Page:

+-------+

The question worth asking is: tell them apart by what? Not by the data,
because one schema serves both tickets; the accounts and transfers
tables have no idea which question they are about to be asked. Not by the
technology, because both run on Postgres, it is just that one runs
comfortably and the other runs in agony. If the boundary is not in the data
and not in the tool, it must sit at another layer, a layer we rarely look
at deliberately: how the question is phrased.
The previous chapter ended on a gap, that recognition is a skill nobody teaches. This chapter is one way to fill that gap. Not with intuition that arrives after ten years, but with a five-question test that runs in a minute, on the very sentence the product owner just read aloud.
Before the test, it is worth pausing on the classification method most of us already use, because it is common enough to be nearly invisible.

+-------+

Annotated region listings:
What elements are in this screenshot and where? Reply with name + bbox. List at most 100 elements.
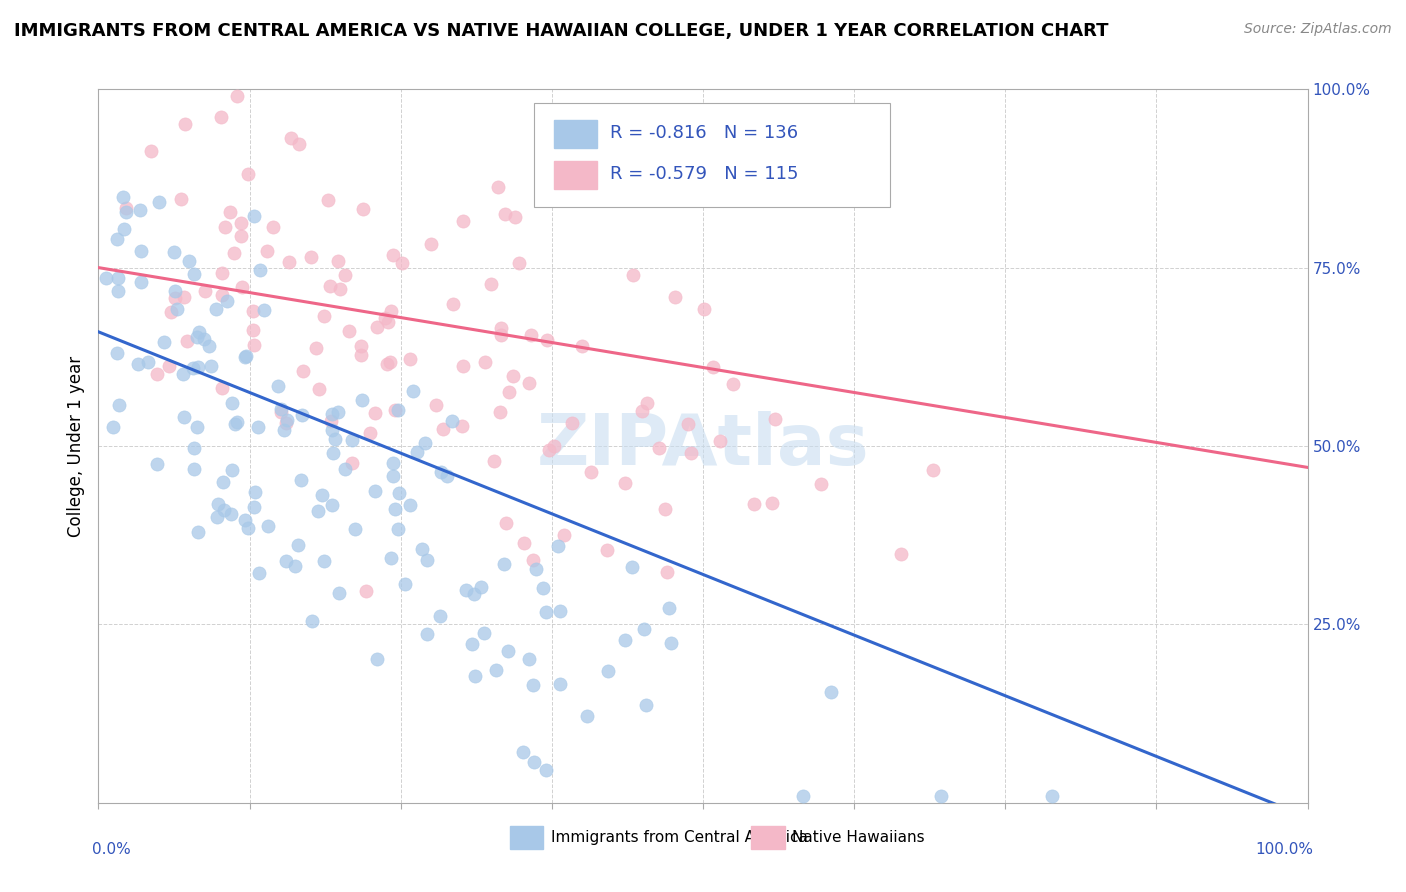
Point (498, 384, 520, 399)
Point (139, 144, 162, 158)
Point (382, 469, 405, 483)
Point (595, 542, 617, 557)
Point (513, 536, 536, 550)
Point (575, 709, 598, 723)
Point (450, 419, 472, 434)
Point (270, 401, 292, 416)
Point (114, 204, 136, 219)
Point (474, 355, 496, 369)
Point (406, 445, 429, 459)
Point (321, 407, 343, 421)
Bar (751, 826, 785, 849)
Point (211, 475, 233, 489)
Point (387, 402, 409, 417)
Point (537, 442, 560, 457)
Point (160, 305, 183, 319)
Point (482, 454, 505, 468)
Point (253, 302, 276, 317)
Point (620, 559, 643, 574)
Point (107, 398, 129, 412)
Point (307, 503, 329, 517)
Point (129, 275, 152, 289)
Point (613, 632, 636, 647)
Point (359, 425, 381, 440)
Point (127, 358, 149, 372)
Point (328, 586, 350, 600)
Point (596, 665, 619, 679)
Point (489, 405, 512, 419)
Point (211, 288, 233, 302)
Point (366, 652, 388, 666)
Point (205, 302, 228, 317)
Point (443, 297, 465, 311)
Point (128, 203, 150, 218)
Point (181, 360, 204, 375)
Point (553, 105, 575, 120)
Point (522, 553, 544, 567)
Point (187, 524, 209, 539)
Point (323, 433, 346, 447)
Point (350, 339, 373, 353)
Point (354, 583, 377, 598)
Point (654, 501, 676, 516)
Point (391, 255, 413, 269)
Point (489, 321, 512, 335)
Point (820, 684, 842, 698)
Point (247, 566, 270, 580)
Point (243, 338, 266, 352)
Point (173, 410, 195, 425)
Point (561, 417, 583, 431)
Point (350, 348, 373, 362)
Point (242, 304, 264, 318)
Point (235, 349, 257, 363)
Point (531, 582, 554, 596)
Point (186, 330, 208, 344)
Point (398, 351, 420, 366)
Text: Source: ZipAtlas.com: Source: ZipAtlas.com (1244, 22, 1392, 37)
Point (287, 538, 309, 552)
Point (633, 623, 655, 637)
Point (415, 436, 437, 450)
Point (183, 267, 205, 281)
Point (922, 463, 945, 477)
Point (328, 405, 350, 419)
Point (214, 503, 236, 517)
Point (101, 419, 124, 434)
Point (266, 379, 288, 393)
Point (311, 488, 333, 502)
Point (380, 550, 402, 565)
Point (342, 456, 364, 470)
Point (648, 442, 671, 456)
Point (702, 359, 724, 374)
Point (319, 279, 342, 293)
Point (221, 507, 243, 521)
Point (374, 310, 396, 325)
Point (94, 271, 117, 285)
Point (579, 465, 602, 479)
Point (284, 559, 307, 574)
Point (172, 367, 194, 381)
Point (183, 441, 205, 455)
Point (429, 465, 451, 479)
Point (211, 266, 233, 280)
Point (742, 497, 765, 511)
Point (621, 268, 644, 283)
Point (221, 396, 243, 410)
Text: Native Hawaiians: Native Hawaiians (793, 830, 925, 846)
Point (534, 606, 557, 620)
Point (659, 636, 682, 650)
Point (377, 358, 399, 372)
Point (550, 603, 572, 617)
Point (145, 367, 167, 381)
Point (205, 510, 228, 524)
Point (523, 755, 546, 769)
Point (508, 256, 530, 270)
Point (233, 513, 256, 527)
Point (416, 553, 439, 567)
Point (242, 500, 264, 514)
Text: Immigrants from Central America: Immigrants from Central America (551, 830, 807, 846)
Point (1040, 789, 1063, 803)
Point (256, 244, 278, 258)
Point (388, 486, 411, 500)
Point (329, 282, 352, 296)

+-------+

Rewrite the passage on how a question is phrased from "The question worth" to "just read aloud.", putting "MySQL" wherever "Postgres" appears.

The question worth asking is: tell them apart by what? Not by the data,
because one schema serves both tickets; the accounts and transfers
tables have no idea which question they are about to be asked. Not by the
technology, because both run on MySQL, it is just that one runs
comfortably and the other runs in agony. If the boundary is not in the data
and not in the tool, it must sit at another layer, a layer we rarely look
at deliberately: how the question is phrased.
The previous chapter ended on a gap, that recognition is a skill nobody teaches. This chapter is one way to fill that gap. Not with intuition that arrives after ten years, but with a five-question test that runs in a minute, on the very sentence the product owner just read aloud.